§ Work to do
Copy out each line exactly; pictures stay out of the copy.

===============

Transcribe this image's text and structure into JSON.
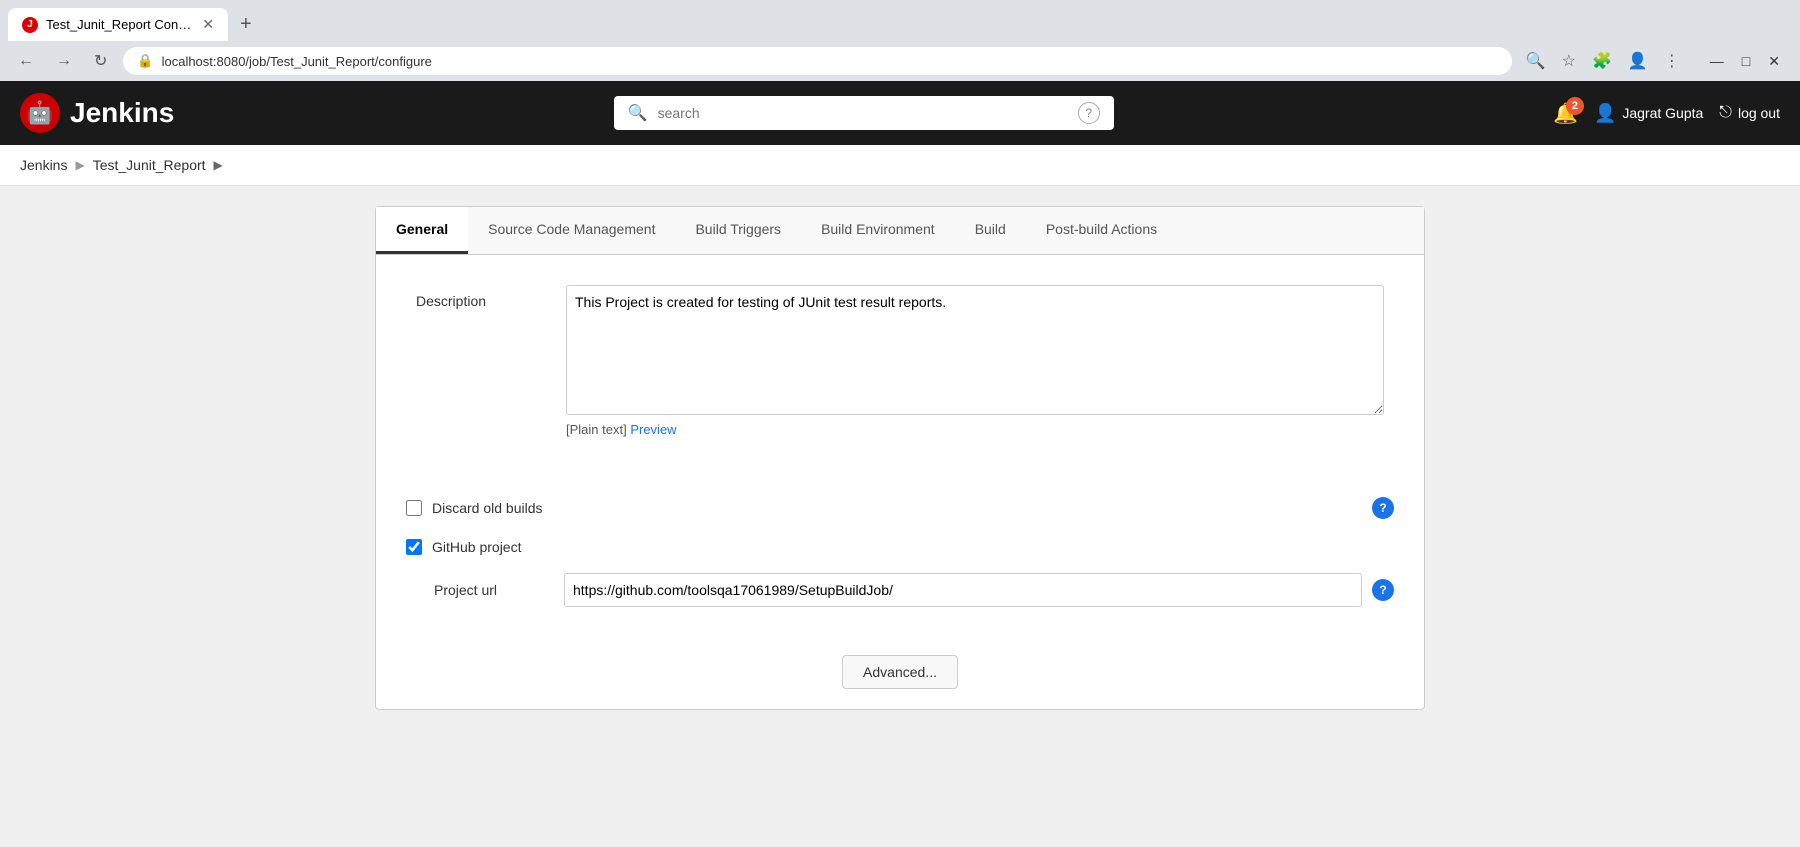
{
  "browser": {
    "tab_title": "Test_Junit_Report Config [Jenkins",
    "url": "localhost:8080/job/Test_Junit_Report/configure",
    "new_tab_label": "+",
    "close_label": "✕",
    "back_label": "←",
    "forward_label": "→",
    "reload_label": "↻",
    "minimize_label": "—",
    "maximize_label": "□",
    "close_window_label": "✕"
  },
  "header": {
    "logo_text": "Jenkins",
    "search_placeholder": "search",
    "help_label": "?",
    "notifications_count": "2",
    "user_name": "Jagrat Gupta",
    "logout_label": "log out"
  },
  "breadcrumb": {
    "root": "Jenkins",
    "project": "Test_Junit_Report"
  },
  "config": {
    "tabs": [
      {
        "id": "general",
        "label": "General",
        "active": true
      },
      {
        "id": "scm",
        "label": "Source Code Management",
        "active": false
      },
      {
        "id": "triggers",
        "label": "Build Triggers",
        "active": false
      },
      {
        "id": "environment",
        "label": "Build Environment",
        "active": false
      },
      {
        "id": "build",
        "label": "Build",
        "active": false
      },
      {
        "id": "postbuild",
        "label": "Post-build Actions",
        "active": false
      }
    ],
    "description_label": "Description",
    "description_value": "This Project is created for testing of JUnit test result reports.",
    "plain_text_label": "[Plain text]",
    "preview_label": "Preview",
    "discard_builds_label": "Discard old builds",
    "github_project_label": "GitHub project",
    "project_url_label": "Project url",
    "project_url_value": "https://github.com/toolsqa17061989/SetupBuildJob/",
    "advanced_btn_label": "Advanced..."
  }
}
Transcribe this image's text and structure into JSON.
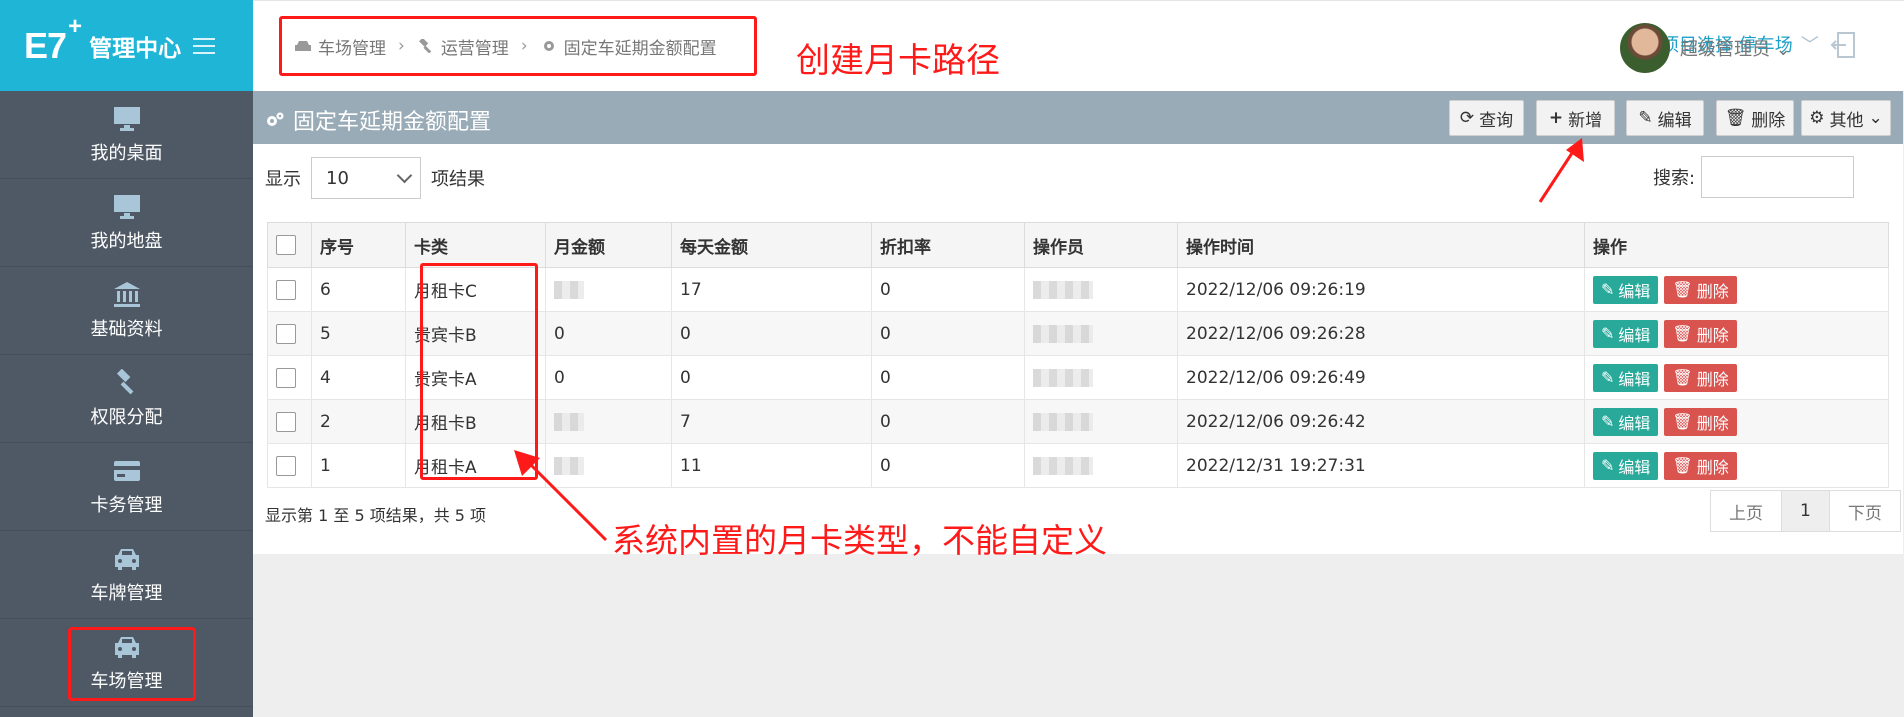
{
  "sidebar": {
    "logo_mark": "E7",
    "logo_plus": "+",
    "logo_text": "管理中心",
    "items": [
      {
        "label": "我的桌面",
        "icon": "monitor-icon"
      },
      {
        "label": "我的地盘",
        "icon": "monitor-icon"
      },
      {
        "label": "基础资料",
        "icon": "bank-icon"
      },
      {
        "label": "权限分配",
        "icon": "gavel-icon"
      },
      {
        "label": "卡务管理",
        "icon": "credit-card-icon"
      },
      {
        "label": "车牌管理",
        "icon": "car-icon"
      },
      {
        "label": "车场管理",
        "icon": "car-icon"
      }
    ]
  },
  "breadcrumb": {
    "items": [
      {
        "label": "车场管理",
        "icon": "car-icon"
      },
      {
        "label": "运营管理",
        "icon": "gavel-icon"
      },
      {
        "label": "固定车延期金额配置",
        "icon": "gear-icon"
      }
    ]
  },
  "annotations": {
    "top": "创建月卡路径",
    "bottom": "系统内置的月卡类型，不能自定义"
  },
  "header": {
    "project_label": "项目选择 停车场",
    "admin_label": "超级管理员"
  },
  "panel": {
    "title": "固定车延期金额配置",
    "buttons": {
      "query": "查询",
      "add": "新增",
      "edit": "编辑",
      "delete": "删除",
      "other": "其他"
    }
  },
  "table_controls": {
    "show_label": "显示",
    "page_size": "10",
    "results_label": "项结果",
    "search_label": "搜索:"
  },
  "table": {
    "headers": [
      "序号",
      "卡类",
      "月金额",
      "每天金额",
      "折扣率",
      "操作员",
      "操作时间",
      "操作"
    ],
    "rows": [
      {
        "no": "6",
        "card": "月租卡C",
        "month": "",
        "day": "17",
        "discount": "0",
        "time": "2022/12/06 09:26:19"
      },
      {
        "no": "5",
        "card": "贵宾卡B",
        "month": "0",
        "day": "0",
        "discount": "0",
        "time": "2022/12/06 09:26:28"
      },
      {
        "no": "4",
        "card": "贵宾卡A",
        "month": "0",
        "day": "0",
        "discount": "0",
        "time": "2022/12/06 09:26:49"
      },
      {
        "no": "2",
        "card": "月租卡B",
        "month": "",
        "day": "7",
        "discount": "0",
        "time": "2022/12/06 09:26:42"
      },
      {
        "no": "1",
        "card": "月租卡A",
        "month": "",
        "day": "11",
        "discount": "0",
        "time": "2022/12/31 19:27:31"
      }
    ],
    "row_actions": {
      "edit": "编辑",
      "delete": "删除"
    }
  },
  "footer": {
    "info": "显示第 1 至 5 项结果，共 5 项",
    "prev": "上页",
    "page": "1",
    "next": "下页"
  }
}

===============

§ Reply
Transcribe this image's text and structure into JSON.
{
  "browser": {
    "tab_title": "Test_Junit_Report Config [Jenkins",
    "url": "localhost:8080/job/Test_Junit_Report/configure",
    "new_tab_label": "+",
    "close_label": "✕",
    "back_label": "←",
    "forward_label": "→",
    "reload_label": "↻",
    "minimize_label": "—",
    "maximize_label": "□",
    "close_window_label": "✕"
  },
  "header": {
    "logo_text": "Jenkins",
    "search_placeholder": "search",
    "help_label": "?",
    "notifications_count": "2",
    "user_name": "Jagrat Gupta",
    "logout_label": "log out"
  },
  "breadcrumb": {
    "root": "Jenkins",
    "project": "Test_Junit_Report"
  },
  "config": {
    "tabs": [
      {
        "id": "general",
        "label": "General",
        "active": true
      },
      {
        "id": "scm",
        "label": "Source Code Management",
        "active": false
      },
      {
        "id": "triggers",
        "label": "Build Triggers",
        "active": false
      },
      {
        "id": "environment",
        "label": "Build Environment",
        "active": false
      },
      {
        "id": "build",
        "label": "Build",
        "active": false
      },
      {
        "id": "postbuild",
        "label": "Post-build Actions",
        "active": false
      }
    ],
    "description_label": "Description",
    "description_value": "This Project is created for testing of JUnit test result reports.",
    "plain_text_label": "[Plain text]",
    "preview_label": "Preview",
    "discard_builds_label": "Discard old builds",
    "github_project_label": "GitHub project",
    "project_url_label": "Project url",
    "project_url_value": "https://github.com/toolsqa17061989/SetupBuildJob/",
    "advanced_btn_label": "Advanced..."
  }
}
Transcribe this image's text and structure into JSON.
{
  "sidebar": {
    "logo_mark": "E7",
    "logo_plus": "+",
    "logo_text": "管理中心",
    "items": [
      {
        "label": "我的桌面",
        "icon": "monitor-icon"
      },
      {
        "label": "我的地盘",
        "icon": "monitor-icon"
      },
      {
        "label": "基础资料",
        "icon": "bank-icon"
      },
      {
        "label": "权限分配",
        "icon": "gavel-icon"
      },
      {
        "label": "卡务管理",
        "icon": "credit-card-icon"
      },
      {
        "label": "车牌管理",
        "icon": "car-icon"
      },
      {
        "label": "车场管理",
        "icon": "car-icon"
      }
    ]
  },
  "breadcrumb": {
    "items": [
      {
        "label": "车场管理",
        "icon": "car-icon"
      },
      {
        "label": "运营管理",
        "icon": "gavel-icon"
      },
      {
        "label": "固定车延期金额配置",
        "icon": "gear-icon"
      }
    ]
  },
  "annotations": {
    "top": "创建月卡路径",
    "bottom": "系统内置的月卡类型，不能自定义"
  },
  "header": {
    "project_label": "项目选择 停车场",
    "admin_label": "超级管理员"
  },
  "panel": {
    "title": "固定车延期金额配置",
    "buttons": {
      "query": "查询",
      "add": "新增",
      "edit": "编辑",
      "delete": "删除",
      "other": "其他"
    }
  },
  "table_controls": {
    "show_label": "显示",
    "page_size": "10",
    "results_label": "项结果",
    "search_label": "搜索:"
  },
  "table": {
    "headers": [
      "序号",
      "卡类",
      "月金额",
      "每天金额",
      "折扣率",
      "操作员",
      "操作时间",
      "操作"
    ],
    "rows": [
      {
        "no": "6",
        "card": "月租卡C",
        "month": "",
        "day": "17",
        "discount": "0",
        "time": "2022/12/06 09:26:19"
      },
      {
        "no": "5",
        "card": "贵宾卡B",
        "month": "0",
        "day": "0",
        "discount": "0",
        "time": "2022/12/06 09:26:28"
      },
      {
        "no": "4",
        "card": "贵宾卡A",
        "month": "0",
        "day": "0",
        "discount": "0",
        "time": "2022/12/06 09:26:49"
      },
      {
        "no": "2",
        "card": "月租卡B",
        "month": "",
        "day": "7",
        "discount": "0",
        "time": "2022/12/06 09:26:42"
      },
      {
        "no": "1",
        "card": "月租卡A",
        "month": "",
        "day": "11",
        "discount": "0",
        "time": "2022/12/31 19:27:31"
      }
    ],
    "row_actions": {
      "edit": "编辑",
      "delete": "删除"
    }
  },
  "footer": {
    "info": "显示第 1 至 5 项结果，共 5 项",
    "prev": "上页",
    "page": "1",
    "next": "下页"
  }
}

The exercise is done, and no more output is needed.